» **What you should do**
Gather up every line that includes the string "starter".

┌────────

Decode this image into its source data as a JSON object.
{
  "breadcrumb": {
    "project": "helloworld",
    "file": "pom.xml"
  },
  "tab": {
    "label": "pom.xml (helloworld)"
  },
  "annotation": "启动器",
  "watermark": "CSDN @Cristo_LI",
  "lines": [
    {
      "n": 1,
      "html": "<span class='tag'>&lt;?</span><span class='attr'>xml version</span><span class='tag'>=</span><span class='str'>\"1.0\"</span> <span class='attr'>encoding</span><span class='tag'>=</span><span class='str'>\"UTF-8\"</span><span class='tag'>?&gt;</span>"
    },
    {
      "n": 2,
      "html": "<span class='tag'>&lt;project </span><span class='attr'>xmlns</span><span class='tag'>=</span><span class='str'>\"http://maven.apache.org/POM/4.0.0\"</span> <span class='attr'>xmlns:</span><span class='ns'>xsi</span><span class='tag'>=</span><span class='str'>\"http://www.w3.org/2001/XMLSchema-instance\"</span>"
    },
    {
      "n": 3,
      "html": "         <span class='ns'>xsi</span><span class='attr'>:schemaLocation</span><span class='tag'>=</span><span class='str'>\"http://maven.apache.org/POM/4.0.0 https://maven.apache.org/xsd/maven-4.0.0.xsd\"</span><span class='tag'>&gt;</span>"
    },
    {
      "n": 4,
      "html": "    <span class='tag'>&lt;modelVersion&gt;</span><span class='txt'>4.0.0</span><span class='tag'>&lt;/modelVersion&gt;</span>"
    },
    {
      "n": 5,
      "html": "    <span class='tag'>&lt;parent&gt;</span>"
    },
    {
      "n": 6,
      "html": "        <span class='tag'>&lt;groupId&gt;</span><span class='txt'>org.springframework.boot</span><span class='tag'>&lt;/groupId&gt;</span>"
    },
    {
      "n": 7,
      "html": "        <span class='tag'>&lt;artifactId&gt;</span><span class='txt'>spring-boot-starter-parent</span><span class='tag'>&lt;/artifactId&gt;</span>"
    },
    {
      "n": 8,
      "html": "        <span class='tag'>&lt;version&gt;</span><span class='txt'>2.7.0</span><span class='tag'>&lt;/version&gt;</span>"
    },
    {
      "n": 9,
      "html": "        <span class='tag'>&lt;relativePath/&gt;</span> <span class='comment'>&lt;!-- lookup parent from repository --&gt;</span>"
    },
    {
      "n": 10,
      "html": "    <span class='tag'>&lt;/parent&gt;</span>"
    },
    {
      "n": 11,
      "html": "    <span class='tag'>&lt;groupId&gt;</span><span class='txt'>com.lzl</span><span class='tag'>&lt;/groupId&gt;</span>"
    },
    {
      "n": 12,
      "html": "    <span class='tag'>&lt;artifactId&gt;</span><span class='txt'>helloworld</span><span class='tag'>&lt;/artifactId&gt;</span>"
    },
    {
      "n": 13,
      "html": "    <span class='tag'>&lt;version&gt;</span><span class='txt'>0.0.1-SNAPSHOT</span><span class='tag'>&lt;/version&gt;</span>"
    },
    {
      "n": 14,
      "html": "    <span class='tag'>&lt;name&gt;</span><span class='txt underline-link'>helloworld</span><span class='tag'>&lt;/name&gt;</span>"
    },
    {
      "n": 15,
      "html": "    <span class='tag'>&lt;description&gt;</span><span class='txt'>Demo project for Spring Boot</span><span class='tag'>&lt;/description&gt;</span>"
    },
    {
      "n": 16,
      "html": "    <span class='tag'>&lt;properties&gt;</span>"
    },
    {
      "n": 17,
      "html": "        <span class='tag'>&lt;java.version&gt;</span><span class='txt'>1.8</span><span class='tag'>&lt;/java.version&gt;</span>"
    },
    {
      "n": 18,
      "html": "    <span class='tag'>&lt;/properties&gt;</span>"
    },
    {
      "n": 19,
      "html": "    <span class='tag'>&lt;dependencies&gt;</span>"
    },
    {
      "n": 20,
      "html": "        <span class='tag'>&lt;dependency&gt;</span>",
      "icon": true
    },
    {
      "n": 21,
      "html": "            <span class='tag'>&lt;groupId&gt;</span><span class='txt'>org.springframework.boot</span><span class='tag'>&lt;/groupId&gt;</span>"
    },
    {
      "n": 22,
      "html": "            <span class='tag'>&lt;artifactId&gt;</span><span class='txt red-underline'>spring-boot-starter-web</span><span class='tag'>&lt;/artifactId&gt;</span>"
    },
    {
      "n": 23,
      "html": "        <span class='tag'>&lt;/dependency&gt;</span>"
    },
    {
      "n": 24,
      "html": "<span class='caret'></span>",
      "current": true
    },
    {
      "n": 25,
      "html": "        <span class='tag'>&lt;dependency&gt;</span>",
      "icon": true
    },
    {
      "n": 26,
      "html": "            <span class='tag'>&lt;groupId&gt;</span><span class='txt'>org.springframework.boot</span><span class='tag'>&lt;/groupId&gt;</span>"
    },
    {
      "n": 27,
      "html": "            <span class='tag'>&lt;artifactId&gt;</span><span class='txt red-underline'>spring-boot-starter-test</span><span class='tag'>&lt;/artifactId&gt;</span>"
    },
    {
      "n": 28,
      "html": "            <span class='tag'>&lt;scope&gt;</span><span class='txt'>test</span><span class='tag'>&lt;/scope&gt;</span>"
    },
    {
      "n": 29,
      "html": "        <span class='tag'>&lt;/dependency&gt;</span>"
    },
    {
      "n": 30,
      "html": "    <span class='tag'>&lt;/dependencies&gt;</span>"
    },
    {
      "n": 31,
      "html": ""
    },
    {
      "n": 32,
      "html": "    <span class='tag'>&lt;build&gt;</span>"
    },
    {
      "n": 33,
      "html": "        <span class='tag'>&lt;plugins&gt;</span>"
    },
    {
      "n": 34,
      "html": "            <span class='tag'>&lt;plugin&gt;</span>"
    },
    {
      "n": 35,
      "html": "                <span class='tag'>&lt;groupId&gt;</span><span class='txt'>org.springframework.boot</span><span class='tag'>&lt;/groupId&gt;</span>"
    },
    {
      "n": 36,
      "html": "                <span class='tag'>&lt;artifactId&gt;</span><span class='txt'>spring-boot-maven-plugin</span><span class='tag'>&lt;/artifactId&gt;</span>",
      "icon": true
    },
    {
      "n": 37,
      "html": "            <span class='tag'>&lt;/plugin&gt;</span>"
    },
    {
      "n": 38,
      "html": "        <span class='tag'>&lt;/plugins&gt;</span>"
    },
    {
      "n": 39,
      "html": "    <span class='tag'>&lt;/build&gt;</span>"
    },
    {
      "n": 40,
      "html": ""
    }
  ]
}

└────────

» **Reply**
      "html": "        <span class='tag'>&lt;artifactId&gt;</span><span class='txt'>spring-boot-starter-parent</span><span class='tag'>&lt;/artifactId&gt;</span>"
      "html": "            <span class='tag'>&lt;artifactId&gt;</span><span class='txt red-underline'>spring-boot-starter-web</span><span class='tag'>&lt;/artifactId&gt;</span>"
      "html": "            <span class='tag'>&lt;artifactId&gt;</span><span class='txt red-underline'>spring-boot-starter-test</span><span class='tag'>&lt;/artifactId&gt;</span>"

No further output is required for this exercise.